■ What is required: Repeat the whole listing exactly.

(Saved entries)

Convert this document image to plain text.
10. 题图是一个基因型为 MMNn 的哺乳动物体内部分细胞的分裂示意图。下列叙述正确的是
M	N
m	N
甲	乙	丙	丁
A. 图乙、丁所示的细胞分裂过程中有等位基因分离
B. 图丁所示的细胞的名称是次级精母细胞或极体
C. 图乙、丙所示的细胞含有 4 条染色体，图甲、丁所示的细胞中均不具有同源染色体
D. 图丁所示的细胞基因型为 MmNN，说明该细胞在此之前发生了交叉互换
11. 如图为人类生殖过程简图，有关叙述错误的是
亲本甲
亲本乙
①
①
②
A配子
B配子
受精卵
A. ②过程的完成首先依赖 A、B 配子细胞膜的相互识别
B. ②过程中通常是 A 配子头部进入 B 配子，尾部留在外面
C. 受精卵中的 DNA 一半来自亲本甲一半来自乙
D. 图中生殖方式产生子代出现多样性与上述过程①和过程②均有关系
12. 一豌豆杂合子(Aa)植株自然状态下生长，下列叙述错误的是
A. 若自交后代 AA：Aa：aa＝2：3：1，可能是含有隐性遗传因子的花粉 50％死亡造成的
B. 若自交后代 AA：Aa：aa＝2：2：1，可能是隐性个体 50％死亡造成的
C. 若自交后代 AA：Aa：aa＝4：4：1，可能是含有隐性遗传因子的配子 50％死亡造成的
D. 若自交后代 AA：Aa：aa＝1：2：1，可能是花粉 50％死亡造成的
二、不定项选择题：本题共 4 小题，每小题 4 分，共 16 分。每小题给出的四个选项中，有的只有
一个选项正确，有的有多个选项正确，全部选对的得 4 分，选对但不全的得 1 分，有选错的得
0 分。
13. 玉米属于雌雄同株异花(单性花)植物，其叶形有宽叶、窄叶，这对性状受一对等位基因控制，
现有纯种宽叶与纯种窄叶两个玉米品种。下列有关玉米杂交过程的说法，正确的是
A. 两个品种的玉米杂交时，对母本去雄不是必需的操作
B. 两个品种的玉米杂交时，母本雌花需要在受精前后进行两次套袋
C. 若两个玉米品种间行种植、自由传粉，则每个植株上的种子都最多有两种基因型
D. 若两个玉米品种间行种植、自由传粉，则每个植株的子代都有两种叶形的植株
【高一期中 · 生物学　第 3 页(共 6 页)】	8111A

■ Completed exercise:
Convert this document image to plain text.
10. 题图是一个基因型为 MMNn 的哺乳动物体内部分细胞的分裂示意图。下列叙述正确的是
M	N
m	N
甲	乙	丙	丁
A. 图乙、丁所示的细胞分裂过程中有等位基因分离
B. 图丁所示的细胞的名称是次级精母细胞或极体
C. 图乙、丙所示的细胞含有 4 条染色体，图甲、丁所示的细胞中均不具有同源染色体
D. 图丁所示的细胞基因型为 MmNN，说明该细胞在此之前发生了交叉互换
11. 如图为人类生殖过程简图，有关叙述错误的是
亲本甲
亲本乙
①
①
②
A配子
B配子
受精卵
A. ②过程的完成首先依赖 A、B 配子细胞膜的相互识别
B. ②过程中通常是 A 配子头部进入 B 配子，尾部留在外面
C. 受精卵中的 DNA 一半来自亲本甲一半来自乙
D. 图中生殖方式产生子代出现多样性与上述过程①和过程②均有关系
12. 一豌豆杂合子(Aa)植株自然状态下生长，下列叙述错误的是
A. 若自交后代 AA：Aa：aa＝2：3：1，可能是含有隐性遗传因子的花粉 50％死亡造成的
B. 若自交后代 AA：Aa：aa＝2：2：1，可能是隐性个体 50％死亡造成的
C. 若自交后代 AA：Aa：aa＝4：4：1，可能是含有隐性遗传因子的配子 50％死亡造成的
D. 若自交后代 AA：Aa：aa＝1：2：1，可能是花粉 50％死亡造成的
二、不定项选择题：本题共 4 小题，每小题 4 分，共 16 分。每小题给出的四个选项中，有的只有
一个选项正确，有的有多个选项正确，全部选对的得 4 分，选对但不全的得 1 分，有选错的得
0 分。
13. 玉米属于雌雄同株异花(单性花)植物，其叶形有宽叶、窄叶，这对性状受一对等位基因控制，
现有纯种宽叶与纯种窄叶两个玉米品种。下列有关玉米杂交过程的说法，正确的是
A. 两个品种的玉米杂交时，对母本去雄不是必需的操作
B. 两个品种的玉米杂交时，母本雌花需要在受精前后进行两次套袋
C. 若两个玉米品种间行种植、自由传粉，则每个植株上的种子都最多有两种基因型
D. 若两个玉米品种间行种植、自由传粉，则每个植株的子代都有两种叶形的植株
【高一期中 · 生物学　第 3 页(共 6 页)】	8111A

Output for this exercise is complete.